*Work instructions*
State only the number of lines that contain the string "pets".

*Dataset records*
=======

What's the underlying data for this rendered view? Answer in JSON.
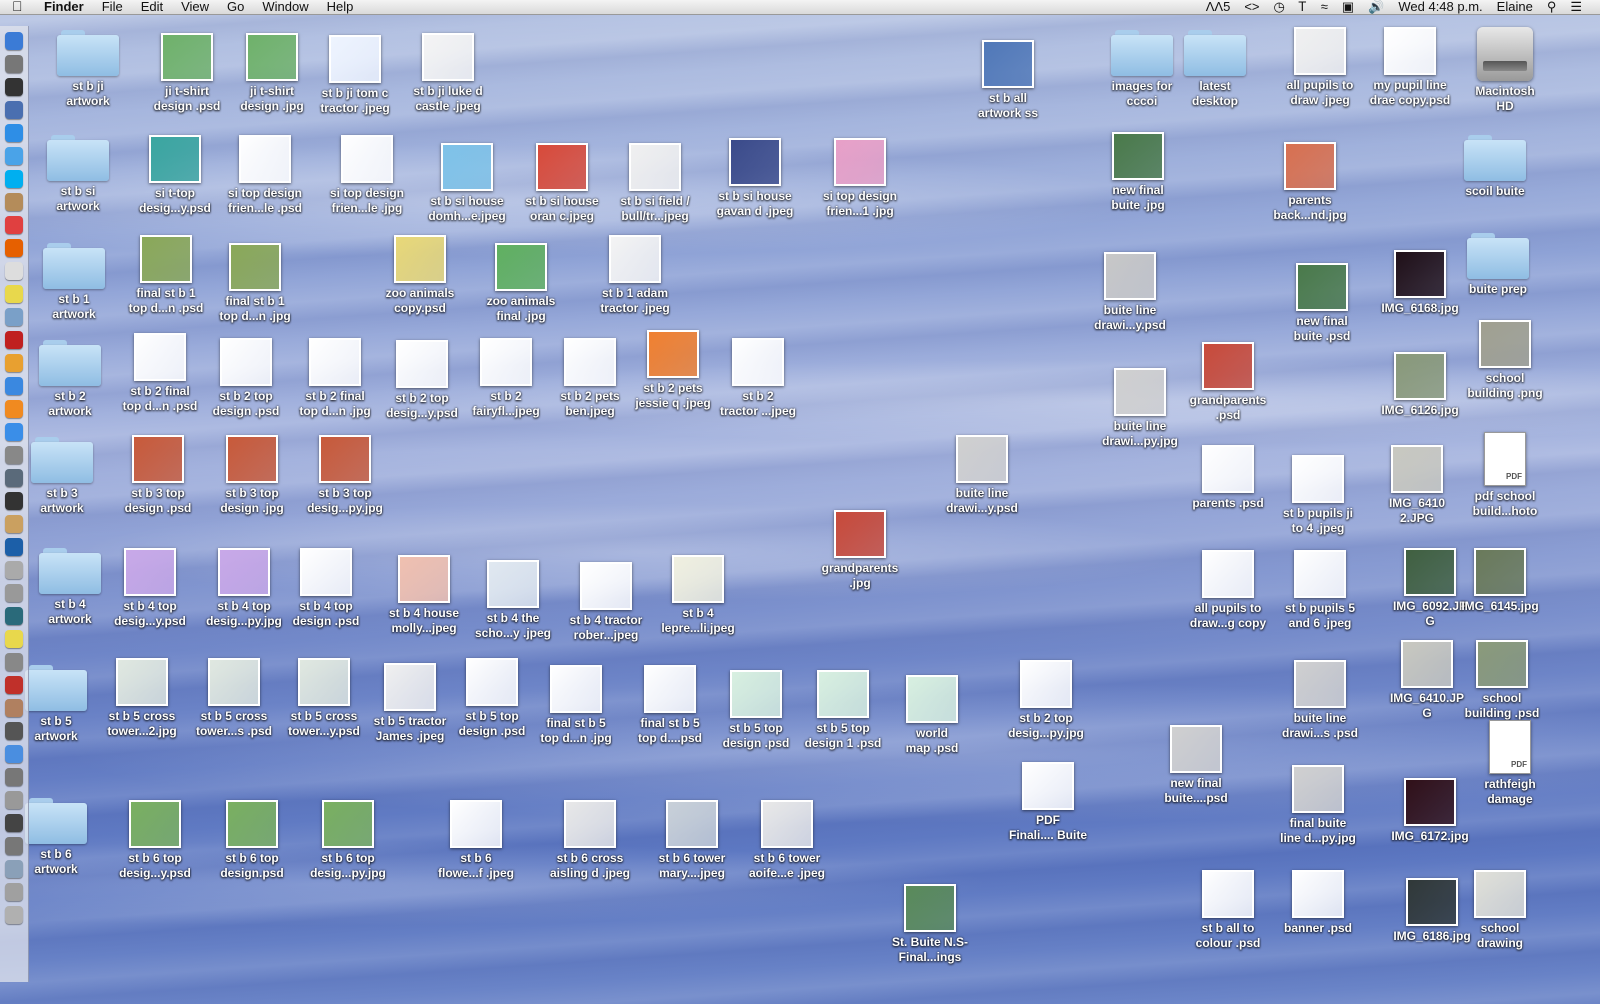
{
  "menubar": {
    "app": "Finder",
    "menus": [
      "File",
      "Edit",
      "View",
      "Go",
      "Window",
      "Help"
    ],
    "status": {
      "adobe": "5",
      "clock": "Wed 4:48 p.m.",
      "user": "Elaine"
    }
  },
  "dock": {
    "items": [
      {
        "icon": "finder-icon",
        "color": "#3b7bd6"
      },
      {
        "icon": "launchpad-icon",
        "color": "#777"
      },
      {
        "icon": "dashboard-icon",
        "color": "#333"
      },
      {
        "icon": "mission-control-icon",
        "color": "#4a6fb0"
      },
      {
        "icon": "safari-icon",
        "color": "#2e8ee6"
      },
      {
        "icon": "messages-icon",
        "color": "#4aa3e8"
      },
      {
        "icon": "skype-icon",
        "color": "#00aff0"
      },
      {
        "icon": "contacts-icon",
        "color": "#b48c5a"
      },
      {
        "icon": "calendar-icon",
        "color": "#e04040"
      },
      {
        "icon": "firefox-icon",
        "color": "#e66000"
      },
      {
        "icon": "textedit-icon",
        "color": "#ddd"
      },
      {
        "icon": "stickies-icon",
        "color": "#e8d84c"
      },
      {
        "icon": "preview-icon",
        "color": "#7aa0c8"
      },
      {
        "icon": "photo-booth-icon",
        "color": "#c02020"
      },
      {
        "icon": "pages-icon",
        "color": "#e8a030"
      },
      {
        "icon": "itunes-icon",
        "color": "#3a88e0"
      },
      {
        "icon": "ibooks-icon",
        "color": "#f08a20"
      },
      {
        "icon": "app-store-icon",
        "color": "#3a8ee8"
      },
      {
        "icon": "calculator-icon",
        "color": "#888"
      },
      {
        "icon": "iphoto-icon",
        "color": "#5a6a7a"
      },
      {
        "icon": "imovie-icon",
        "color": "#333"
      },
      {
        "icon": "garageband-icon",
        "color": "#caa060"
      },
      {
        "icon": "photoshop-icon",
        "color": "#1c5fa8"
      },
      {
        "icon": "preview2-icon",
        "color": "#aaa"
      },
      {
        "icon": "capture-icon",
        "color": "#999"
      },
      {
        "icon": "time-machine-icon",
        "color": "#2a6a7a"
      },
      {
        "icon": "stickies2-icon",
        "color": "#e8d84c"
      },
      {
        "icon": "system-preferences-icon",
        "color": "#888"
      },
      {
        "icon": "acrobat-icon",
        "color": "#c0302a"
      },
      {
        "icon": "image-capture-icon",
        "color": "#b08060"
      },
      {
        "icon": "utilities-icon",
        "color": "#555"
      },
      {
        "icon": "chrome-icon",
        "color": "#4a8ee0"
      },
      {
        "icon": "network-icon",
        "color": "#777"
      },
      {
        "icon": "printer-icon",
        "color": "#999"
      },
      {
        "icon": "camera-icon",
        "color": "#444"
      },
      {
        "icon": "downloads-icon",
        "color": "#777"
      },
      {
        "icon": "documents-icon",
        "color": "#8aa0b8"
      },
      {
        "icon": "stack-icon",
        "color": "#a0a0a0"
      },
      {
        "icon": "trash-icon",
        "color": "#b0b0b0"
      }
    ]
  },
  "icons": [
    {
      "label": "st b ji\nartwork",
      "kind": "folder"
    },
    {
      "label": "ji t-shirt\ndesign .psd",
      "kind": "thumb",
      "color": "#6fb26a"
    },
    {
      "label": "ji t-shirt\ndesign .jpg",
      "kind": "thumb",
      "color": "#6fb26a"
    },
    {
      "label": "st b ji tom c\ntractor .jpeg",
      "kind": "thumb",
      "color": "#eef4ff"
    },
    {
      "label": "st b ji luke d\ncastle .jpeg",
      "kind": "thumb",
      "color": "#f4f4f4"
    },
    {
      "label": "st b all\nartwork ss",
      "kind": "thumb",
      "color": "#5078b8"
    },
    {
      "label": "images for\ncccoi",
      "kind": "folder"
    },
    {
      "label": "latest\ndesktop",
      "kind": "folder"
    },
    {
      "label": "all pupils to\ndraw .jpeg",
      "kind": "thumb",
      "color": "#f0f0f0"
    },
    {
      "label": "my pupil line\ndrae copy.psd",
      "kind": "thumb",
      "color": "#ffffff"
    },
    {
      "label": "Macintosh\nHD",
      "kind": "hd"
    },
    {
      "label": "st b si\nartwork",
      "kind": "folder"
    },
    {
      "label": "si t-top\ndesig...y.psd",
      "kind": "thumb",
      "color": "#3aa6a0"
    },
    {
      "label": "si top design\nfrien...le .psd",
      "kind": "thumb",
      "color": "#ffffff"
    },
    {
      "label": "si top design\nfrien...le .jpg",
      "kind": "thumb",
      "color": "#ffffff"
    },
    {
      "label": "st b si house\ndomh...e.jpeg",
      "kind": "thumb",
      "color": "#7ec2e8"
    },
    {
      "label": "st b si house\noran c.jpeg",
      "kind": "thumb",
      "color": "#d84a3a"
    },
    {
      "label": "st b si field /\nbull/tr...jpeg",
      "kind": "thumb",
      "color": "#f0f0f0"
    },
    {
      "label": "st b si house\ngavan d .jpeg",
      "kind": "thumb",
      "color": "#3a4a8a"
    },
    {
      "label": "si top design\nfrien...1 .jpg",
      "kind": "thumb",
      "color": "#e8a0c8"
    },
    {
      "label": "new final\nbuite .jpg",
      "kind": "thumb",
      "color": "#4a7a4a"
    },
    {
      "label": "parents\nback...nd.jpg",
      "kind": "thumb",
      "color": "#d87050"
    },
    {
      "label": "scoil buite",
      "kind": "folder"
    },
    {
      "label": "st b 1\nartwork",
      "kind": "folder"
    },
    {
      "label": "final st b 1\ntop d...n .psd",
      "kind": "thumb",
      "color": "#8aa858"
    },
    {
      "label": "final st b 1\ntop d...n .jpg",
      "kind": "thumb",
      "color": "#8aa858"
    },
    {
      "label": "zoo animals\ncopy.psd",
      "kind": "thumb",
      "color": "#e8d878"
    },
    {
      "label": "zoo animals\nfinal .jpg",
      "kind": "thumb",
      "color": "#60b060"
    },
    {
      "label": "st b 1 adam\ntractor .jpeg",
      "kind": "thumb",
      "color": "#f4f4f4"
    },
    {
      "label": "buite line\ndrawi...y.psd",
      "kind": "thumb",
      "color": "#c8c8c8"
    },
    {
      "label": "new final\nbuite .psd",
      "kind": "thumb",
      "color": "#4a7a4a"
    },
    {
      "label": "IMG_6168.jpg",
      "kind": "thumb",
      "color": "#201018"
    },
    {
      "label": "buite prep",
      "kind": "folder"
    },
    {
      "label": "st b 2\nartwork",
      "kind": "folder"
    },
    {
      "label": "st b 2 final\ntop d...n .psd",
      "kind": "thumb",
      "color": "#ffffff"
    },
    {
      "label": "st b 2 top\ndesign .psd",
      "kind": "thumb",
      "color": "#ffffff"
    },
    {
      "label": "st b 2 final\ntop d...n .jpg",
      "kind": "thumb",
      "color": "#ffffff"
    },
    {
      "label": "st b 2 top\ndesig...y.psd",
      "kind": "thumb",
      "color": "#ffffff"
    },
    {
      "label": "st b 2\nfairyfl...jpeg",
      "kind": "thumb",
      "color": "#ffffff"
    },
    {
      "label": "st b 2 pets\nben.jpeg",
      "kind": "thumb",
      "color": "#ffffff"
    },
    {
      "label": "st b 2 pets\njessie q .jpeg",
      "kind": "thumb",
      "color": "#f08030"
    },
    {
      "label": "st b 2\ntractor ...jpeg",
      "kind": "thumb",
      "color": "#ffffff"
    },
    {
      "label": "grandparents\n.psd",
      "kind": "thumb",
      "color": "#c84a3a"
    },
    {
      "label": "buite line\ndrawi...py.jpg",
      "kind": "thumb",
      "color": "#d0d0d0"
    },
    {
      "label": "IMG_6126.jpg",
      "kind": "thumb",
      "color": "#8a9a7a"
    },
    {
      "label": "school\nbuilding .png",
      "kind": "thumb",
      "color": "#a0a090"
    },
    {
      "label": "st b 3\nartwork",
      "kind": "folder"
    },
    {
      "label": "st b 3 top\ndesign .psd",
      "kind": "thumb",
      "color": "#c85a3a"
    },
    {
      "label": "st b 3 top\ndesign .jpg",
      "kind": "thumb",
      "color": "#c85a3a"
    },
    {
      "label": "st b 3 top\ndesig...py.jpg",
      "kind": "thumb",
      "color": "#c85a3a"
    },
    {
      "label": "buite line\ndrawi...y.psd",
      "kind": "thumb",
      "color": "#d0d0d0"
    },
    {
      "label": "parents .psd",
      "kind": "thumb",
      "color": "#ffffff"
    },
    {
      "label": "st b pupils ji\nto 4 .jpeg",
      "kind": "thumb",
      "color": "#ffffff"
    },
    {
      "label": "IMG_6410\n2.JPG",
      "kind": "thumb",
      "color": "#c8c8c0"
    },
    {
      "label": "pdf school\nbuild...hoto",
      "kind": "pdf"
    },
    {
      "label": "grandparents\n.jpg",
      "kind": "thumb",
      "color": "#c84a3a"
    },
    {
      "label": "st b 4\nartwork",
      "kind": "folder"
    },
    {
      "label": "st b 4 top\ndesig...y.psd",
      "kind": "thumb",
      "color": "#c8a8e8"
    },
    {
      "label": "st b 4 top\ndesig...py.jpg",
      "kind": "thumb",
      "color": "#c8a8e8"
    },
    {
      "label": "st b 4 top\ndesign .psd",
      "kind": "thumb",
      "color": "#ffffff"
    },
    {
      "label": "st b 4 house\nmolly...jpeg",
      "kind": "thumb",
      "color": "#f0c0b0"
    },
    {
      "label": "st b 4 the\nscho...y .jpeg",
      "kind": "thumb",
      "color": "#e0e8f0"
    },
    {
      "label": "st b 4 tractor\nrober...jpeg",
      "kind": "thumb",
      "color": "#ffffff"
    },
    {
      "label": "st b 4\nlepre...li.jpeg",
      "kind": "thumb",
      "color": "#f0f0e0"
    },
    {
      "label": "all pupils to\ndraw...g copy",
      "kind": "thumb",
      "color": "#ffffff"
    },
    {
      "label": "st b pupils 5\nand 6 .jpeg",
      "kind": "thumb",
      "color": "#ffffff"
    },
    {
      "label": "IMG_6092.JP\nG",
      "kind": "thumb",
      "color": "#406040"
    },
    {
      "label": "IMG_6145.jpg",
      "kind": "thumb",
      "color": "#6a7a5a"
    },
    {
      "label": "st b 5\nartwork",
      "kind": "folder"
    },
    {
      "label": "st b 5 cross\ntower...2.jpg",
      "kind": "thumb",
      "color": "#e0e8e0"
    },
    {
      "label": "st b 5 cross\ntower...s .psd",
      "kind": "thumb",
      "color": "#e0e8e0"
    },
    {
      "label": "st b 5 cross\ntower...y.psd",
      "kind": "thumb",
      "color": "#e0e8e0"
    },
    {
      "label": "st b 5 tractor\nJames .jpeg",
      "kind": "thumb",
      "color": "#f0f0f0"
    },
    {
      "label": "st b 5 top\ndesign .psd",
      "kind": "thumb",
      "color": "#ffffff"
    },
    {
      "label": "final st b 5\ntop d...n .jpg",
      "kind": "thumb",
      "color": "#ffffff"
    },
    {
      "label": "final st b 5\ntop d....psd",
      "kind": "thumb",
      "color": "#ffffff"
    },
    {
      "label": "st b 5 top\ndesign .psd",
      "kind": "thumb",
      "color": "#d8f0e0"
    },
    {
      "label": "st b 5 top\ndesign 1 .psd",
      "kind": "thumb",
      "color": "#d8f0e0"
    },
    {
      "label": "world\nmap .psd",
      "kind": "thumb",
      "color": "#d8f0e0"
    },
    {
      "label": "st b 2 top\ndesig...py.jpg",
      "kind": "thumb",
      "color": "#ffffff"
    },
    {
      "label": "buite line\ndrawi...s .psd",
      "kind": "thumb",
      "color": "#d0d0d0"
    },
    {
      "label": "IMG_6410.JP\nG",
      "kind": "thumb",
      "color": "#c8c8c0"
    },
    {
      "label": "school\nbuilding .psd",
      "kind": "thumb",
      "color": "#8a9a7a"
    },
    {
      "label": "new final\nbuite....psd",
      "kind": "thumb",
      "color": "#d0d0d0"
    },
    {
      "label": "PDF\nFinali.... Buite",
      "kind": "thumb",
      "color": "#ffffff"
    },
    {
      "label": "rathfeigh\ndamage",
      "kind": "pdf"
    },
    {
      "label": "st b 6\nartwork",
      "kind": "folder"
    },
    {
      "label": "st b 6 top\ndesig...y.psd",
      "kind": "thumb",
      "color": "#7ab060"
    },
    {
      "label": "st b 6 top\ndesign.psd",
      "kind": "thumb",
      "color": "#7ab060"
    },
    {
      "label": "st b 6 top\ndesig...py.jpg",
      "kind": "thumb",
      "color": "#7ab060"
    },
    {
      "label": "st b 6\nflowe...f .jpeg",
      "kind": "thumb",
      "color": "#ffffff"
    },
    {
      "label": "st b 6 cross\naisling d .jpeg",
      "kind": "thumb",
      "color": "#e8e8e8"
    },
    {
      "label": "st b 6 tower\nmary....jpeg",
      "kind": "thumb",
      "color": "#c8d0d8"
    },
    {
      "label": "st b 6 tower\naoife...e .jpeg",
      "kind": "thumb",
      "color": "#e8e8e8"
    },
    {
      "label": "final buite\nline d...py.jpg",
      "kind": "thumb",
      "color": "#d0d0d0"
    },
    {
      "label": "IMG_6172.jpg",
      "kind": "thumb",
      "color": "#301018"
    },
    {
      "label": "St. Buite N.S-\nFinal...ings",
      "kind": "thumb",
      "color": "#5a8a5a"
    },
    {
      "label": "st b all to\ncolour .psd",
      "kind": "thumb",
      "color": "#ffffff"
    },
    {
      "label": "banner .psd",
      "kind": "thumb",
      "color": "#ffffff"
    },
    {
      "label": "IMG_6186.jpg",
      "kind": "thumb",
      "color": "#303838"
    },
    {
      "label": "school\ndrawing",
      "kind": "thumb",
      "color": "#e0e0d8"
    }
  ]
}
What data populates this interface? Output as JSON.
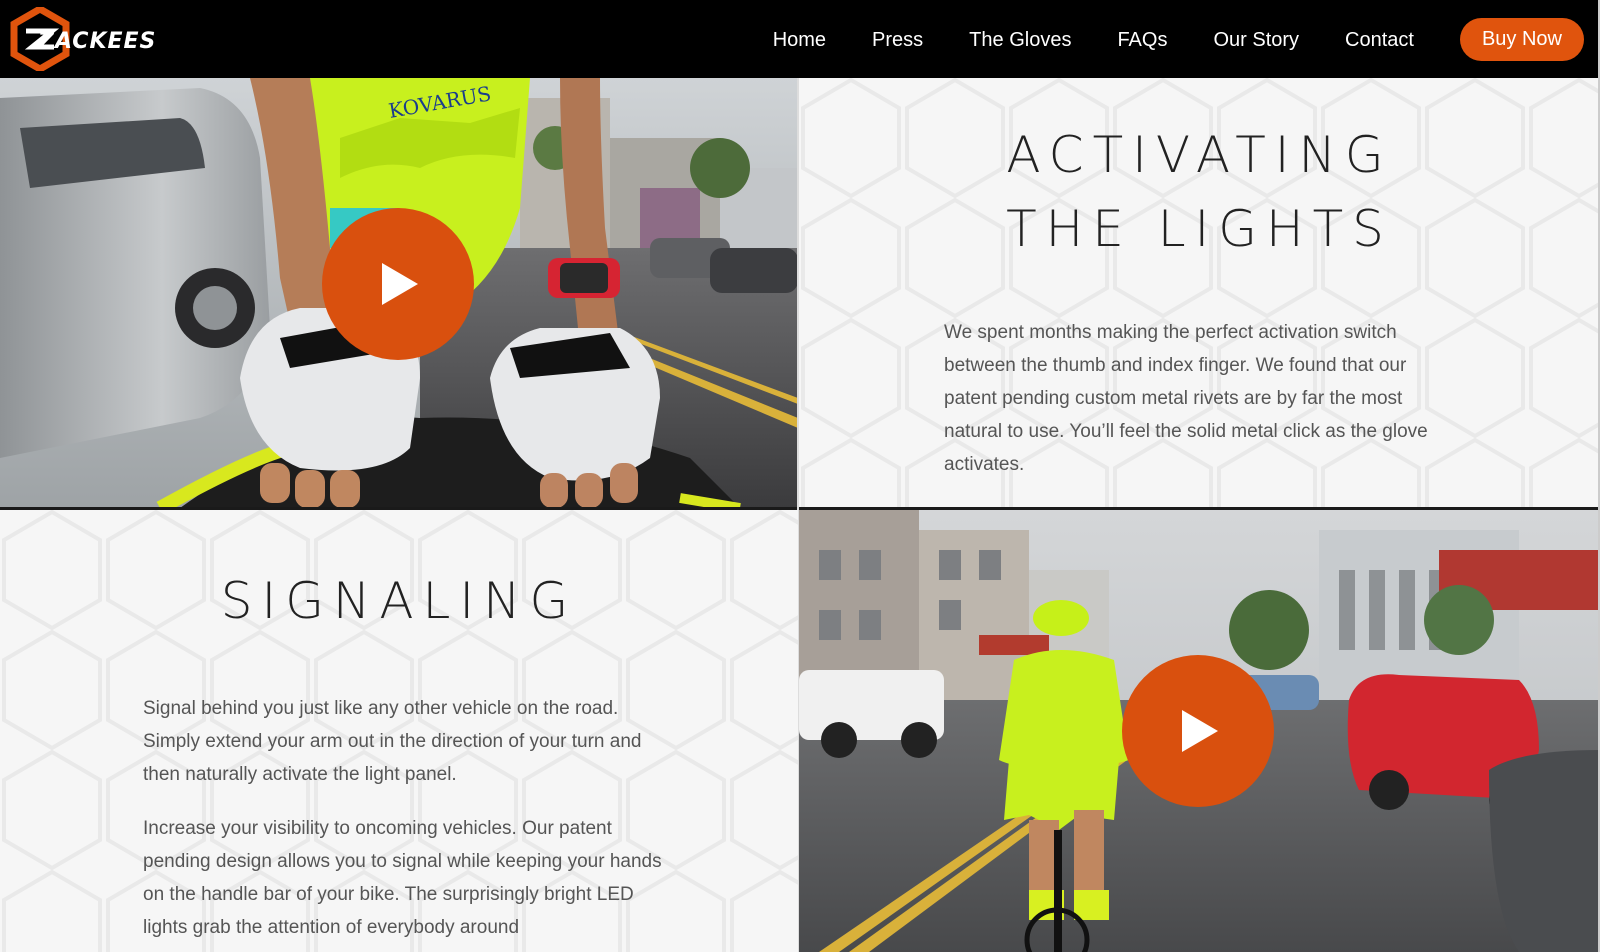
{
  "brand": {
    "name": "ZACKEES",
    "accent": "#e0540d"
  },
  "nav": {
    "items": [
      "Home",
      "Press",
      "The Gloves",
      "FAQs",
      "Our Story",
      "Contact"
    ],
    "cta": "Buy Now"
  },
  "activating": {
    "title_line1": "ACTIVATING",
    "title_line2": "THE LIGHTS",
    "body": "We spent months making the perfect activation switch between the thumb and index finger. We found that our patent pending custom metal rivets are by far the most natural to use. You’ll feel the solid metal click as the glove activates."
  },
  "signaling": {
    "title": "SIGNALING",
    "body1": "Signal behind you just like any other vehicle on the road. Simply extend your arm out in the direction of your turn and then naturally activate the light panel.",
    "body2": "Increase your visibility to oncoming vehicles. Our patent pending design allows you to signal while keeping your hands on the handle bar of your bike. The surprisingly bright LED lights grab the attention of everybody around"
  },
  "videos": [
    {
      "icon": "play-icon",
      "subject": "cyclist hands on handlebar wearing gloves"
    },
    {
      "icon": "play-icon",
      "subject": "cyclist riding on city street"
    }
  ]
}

=======

*Output for this task*
2